Look at the entries below and reproduce them exactly.

--- Start Task input ---

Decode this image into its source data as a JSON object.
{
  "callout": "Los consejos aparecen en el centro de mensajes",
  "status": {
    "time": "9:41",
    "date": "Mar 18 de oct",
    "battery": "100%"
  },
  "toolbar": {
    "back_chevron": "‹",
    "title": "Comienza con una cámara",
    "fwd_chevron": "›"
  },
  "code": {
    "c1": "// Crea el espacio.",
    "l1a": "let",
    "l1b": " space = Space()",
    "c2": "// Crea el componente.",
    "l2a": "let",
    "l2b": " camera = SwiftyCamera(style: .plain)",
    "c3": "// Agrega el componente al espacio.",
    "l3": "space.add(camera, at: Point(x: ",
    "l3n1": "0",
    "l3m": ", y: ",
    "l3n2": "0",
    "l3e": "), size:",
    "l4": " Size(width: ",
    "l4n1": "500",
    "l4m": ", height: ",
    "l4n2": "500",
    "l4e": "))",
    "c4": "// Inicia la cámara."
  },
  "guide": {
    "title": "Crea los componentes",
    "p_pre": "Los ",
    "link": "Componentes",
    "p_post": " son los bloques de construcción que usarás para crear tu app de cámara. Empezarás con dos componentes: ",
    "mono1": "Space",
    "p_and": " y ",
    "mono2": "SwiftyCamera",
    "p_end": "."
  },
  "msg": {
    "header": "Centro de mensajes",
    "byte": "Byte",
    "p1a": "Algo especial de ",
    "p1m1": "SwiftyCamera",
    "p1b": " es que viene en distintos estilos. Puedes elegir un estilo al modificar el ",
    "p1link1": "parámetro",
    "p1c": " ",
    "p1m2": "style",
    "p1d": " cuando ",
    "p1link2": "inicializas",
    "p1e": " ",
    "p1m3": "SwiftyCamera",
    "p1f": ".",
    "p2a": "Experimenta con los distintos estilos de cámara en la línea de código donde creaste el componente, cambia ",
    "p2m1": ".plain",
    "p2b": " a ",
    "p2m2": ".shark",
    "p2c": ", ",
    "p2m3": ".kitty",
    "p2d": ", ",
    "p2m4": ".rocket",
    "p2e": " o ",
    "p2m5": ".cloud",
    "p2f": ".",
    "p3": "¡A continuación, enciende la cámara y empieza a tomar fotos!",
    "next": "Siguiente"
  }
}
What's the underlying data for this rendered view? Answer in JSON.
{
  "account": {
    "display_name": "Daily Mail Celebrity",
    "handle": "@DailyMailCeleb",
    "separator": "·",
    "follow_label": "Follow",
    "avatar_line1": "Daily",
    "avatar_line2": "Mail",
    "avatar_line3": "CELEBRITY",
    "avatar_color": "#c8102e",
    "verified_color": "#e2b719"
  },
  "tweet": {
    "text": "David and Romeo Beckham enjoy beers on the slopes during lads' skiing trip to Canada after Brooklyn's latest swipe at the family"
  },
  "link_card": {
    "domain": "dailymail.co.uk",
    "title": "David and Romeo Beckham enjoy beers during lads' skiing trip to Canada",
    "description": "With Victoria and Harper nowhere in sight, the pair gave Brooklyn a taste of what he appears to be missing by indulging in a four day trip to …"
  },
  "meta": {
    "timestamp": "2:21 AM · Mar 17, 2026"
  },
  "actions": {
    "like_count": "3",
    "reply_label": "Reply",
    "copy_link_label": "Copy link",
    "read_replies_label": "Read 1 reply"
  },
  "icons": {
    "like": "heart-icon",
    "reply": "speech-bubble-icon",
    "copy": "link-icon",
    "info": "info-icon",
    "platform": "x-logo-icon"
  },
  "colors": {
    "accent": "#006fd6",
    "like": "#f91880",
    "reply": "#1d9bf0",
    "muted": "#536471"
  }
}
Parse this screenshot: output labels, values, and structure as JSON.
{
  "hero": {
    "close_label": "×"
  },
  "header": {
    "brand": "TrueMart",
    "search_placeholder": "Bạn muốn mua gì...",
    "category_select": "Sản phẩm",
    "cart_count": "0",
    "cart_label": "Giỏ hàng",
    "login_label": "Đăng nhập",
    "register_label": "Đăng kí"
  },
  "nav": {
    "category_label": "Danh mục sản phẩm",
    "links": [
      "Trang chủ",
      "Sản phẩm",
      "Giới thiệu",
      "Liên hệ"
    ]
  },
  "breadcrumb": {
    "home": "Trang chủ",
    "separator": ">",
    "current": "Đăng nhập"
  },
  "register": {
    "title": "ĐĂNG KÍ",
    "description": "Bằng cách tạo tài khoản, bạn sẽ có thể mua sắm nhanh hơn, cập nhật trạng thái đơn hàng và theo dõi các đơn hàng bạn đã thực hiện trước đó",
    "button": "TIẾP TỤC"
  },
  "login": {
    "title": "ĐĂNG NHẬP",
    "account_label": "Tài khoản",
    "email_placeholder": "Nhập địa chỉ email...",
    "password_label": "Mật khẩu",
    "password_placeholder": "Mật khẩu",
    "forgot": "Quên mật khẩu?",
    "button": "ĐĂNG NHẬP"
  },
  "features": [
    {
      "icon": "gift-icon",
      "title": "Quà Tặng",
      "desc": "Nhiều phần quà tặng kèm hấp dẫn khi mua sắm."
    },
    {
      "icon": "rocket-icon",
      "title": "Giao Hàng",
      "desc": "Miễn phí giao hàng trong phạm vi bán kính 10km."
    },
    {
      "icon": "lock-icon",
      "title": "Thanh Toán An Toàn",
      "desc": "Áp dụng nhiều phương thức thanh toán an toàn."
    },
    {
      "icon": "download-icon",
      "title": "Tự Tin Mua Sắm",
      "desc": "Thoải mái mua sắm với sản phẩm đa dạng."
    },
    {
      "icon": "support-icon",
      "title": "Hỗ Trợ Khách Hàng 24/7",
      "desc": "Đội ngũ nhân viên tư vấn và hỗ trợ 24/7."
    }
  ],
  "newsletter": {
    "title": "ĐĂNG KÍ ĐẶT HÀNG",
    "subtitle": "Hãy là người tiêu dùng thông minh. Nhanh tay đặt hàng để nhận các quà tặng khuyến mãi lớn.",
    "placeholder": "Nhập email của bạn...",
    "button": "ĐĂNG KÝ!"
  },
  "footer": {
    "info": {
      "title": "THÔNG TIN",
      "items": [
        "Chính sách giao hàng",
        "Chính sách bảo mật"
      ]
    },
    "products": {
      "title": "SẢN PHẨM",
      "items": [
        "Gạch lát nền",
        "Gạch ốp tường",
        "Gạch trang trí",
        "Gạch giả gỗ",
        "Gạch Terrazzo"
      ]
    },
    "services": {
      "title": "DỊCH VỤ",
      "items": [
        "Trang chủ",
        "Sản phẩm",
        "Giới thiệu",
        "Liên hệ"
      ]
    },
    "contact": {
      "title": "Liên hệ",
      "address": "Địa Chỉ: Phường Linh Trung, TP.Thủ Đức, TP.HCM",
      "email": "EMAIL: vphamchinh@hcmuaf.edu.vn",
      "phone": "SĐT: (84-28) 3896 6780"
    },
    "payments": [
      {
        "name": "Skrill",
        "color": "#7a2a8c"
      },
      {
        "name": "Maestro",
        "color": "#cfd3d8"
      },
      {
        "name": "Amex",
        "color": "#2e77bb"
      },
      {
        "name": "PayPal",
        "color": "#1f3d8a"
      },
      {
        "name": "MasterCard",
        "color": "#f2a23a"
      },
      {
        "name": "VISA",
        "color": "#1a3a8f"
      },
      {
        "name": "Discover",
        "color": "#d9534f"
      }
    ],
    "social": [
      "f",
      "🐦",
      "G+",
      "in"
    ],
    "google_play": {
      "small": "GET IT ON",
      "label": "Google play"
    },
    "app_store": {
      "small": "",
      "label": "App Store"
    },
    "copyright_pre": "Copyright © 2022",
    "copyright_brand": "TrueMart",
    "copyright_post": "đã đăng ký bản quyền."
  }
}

--- End Task input ---

* **Answer to this task**
Decode this image into its source data as a JSON object.
{
  "callout": "Los consejos aparecen en el centro de mensajes",
  "status": {
    "time": "9:41",
    "date": "Mar 18 de oct",
    "battery": "100%"
  },
  "toolbar": {
    "back_chevron": "‹",
    "title": "Comienza con una cámara",
    "fwd_chevron": "›"
  },
  "code": {
    "c1": "// Crea el espacio.",
    "l1a": "let",
    "l1b": " space = Space()",
    "c2": "// Crea el componente.",
    "l2a": "let",
    "l2b": " camera = SwiftyCamera(style: .plain)",
    "c3": "// Agrega el componente al espacio.",
    "l3": "space.add(camera, at: Point(x: ",
    "l3n1": "0",
    "l3m": ", y: ",
    "l3n2": "0",
    "l3e": "), size:",
    "l4": " Size(width: ",
    "l4n1": "500",
    "l4m": ", height: ",
    "l4n2": "500",
    "l4e": "))",
    "c4": "// Inicia la cámara."
  },
  "guide": {
    "title": "Crea los componentes",
    "p_pre": "Los ",
    "link": "Componentes",
    "p_post": " son los bloques de construcción que usarás para crear tu app de cámara. Empezarás con dos componentes: ",
    "mono1": "Space",
    "p_and": " y ",
    "mono2": "SwiftyCamera",
    "p_end": "."
  },
  "msg": {
    "header": "Centro de mensajes",
    "byte": "Byte",
    "p1a": "Algo especial de ",
    "p1m1": "SwiftyCamera",
    "p1b": " es que viene en distintos estilos. Puedes elegir un estilo al modificar el ",
    "p1link1": "parámetro",
    "p1c": " ",
    "p1m2": "style",
    "p1d": " cuando ",
    "p1link2": "inicializas",
    "p1e": " ",
    "p1m3": "SwiftyCamera",
    "p1f": ".",
    "p2a": "Experimenta con los distintos estilos de cámara en la línea de código donde creaste el componente, cambia ",
    "p2m1": ".plain",
    "p2b": " a ",
    "p2m2": ".shark",
    "p2c": ", ",
    "p2m3": ".kitty",
    "p2d": ", ",
    "p2m4": ".rocket",
    "p2e": " o ",
    "p2m5": ".cloud",
    "p2f": ".",
    "p3": "¡A continuación, enciende la cámara y empieza a tomar fotos!",
    "next": "Siguiente"
  }
}
What's the underlying data for this rendered view? Answer in JSON.
{
  "account": {
    "display_name": "Daily Mail Celebrity",
    "handle": "@DailyMailCeleb",
    "separator": "·",
    "follow_label": "Follow",
    "avatar_line1": "Daily",
    "avatar_line2": "Mail",
    "avatar_line3": "CELEBRITY",
    "avatar_color": "#c8102e",
    "verified_color": "#e2b719"
  },
  "tweet": {
    "text": "David and Romeo Beckham enjoy beers on the slopes during lads' skiing trip to Canada after Brooklyn's latest swipe at the family"
  },
  "link_card": {
    "domain": "dailymail.co.uk",
    "title": "David and Romeo Beckham enjoy beers during lads' skiing trip to Canada",
    "description": "With Victoria and Harper nowhere in sight, the pair gave Brooklyn a taste of what he appears to be missing by indulging in a four day trip to …"
  },
  "meta": {
    "timestamp": "2:21 AM · Mar 17, 2026"
  },
  "actions": {
    "like_count": "3",
    "reply_label": "Reply",
    "copy_link_label": "Copy link",
    "read_replies_label": "Read 1 reply"
  },
  "icons": {
    "like": "heart-icon",
    "reply": "speech-bubble-icon",
    "copy": "link-icon",
    "info": "info-icon",
    "platform": "x-logo-icon"
  },
  "colors": {
    "accent": "#006fd6",
    "like": "#f91880",
    "reply": "#1d9bf0",
    "muted": "#536471"
  }
}
Parse this screenshot: output labels, values, and structure as JSON.
{
  "hero": {
    "close_label": "×"
  },
  "header": {
    "brand": "TrueMart",
    "search_placeholder": "Bạn muốn mua gì...",
    "category_select": "Sản phẩm",
    "cart_count": "0",
    "cart_label": "Giỏ hàng",
    "login_label": "Đăng nhập",
    "register_label": "Đăng kí"
  },
  "nav": {
    "category_label": "Danh mục sản phẩm",
    "links": [
      "Trang chủ",
      "Sản phẩm",
      "Giới thiệu",
      "Liên hệ"
    ]
  },
  "breadcrumb": {
    "home": "Trang chủ",
    "separator": ">",
    "current": "Đăng nhập"
  },
  "register": {
    "title": "ĐĂNG KÍ",
    "description": "Bằng cách tạo tài khoản, bạn sẽ có thể mua sắm nhanh hơn, cập nhật trạng thái đơn hàng và theo dõi các đơn hàng bạn đã thực hiện trước đó",
    "button": "TIẾP TỤC"
  },
  "login": {
    "title": "ĐĂNG NHẬP",
    "account_label": "Tài khoản",
    "email_placeholder": "Nhập địa chỉ email...",
    "password_label": "Mật khẩu",
    "password_placeholder": "Mật khẩu",
    "forgot": "Quên mật khẩu?",
    "button": "ĐĂNG NHẬP"
  },
  "features": [
    {
      "icon": "gift-icon",
      "title": "Quà Tặng",
      "desc": "Nhiều phần quà tặng kèm hấp dẫn khi mua sắm."
    },
    {
      "icon": "rocket-icon",
      "title": "Giao Hàng",
      "desc": "Miễn phí giao hàng trong phạm vi bán kính 10km."
    },
    {
      "icon": "lock-icon",
      "title": "Thanh Toán An Toàn",
      "desc": "Áp dụng nhiều phương thức thanh toán an toàn."
    },
    {
      "icon": "download-icon",
      "title": "Tự Tin Mua Sắm",
      "desc": "Thoải mái mua sắm với sản phẩm đa dạng."
    },
    {
      "icon": "support-icon",
      "title": "Hỗ Trợ Khách Hàng 24/7",
      "desc": "Đội ngũ nhân viên tư vấn và hỗ trợ 24/7."
    }
  ],
  "newsletter": {
    "title": "ĐĂNG KÍ ĐẶT HÀNG",
    "subtitle": "Hãy là người tiêu dùng thông minh. Nhanh tay đặt hàng để nhận các quà tặng khuyến mãi lớn.",
    "placeholder": "Nhập email của bạn...",
    "button": "ĐĂNG KÝ!"
  },
  "footer": {
    "info": {
      "title": "THÔNG TIN",
      "items": [
        "Chính sách giao hàng",
        "Chính sách bảo mật"
      ]
    },
    "products": {
      "title": "SẢN PHẨM",
      "items": [
        "Gạch lát nền",
        "Gạch ốp tường",
        "Gạch trang trí",
        "Gạch giả gỗ",
        "Gạch Terrazzo"
      ]
    },
    "services": {
      "title": "DỊCH VỤ",
      "items": [
        "Trang chủ",
        "Sản phẩm",
        "Giới thiệu",
        "Liên hệ"
      ]
    },
    "contact": {
      "title": "Liên hệ",
      "address": "Địa Chỉ: Phường Linh Trung, TP.Thủ Đức, TP.HCM",
      "email": "EMAIL: vphamchinh@hcmuaf.edu.vn",
      "phone": "SĐT: (84-28) 3896 6780"
    },
    "payments": [
      {
        "name": "Skrill",
        "color": "#7a2a8c"
      },
      {
        "name": "Maestro",
        "color": "#cfd3d8"
      },
      {
        "name": "Amex",
        "color": "#2e77bb"
      },
      {
        "name": "PayPal",
        "color": "#1f3d8a"
      },
      {
        "name": "MasterCard",
        "color": "#f2a23a"
      },
      {
        "name": "VISA",
        "color": "#1a3a8f"
      },
      {
        "name": "Discover",
        "color": "#d9534f"
      }
    ],
    "social": [
      "f",
      "🐦",
      "G+",
      "in"
    ],
    "google_play": {
      "small": "GET IT ON",
      "label": "Google play"
    },
    "app_store": {
      "small": "",
      "label": "App Store"
    },
    "copyright_pre": "Copyright © 2022",
    "copyright_brand": "TrueMart",
    "copyright_post": "đã đăng ký bản quyền."
  }
}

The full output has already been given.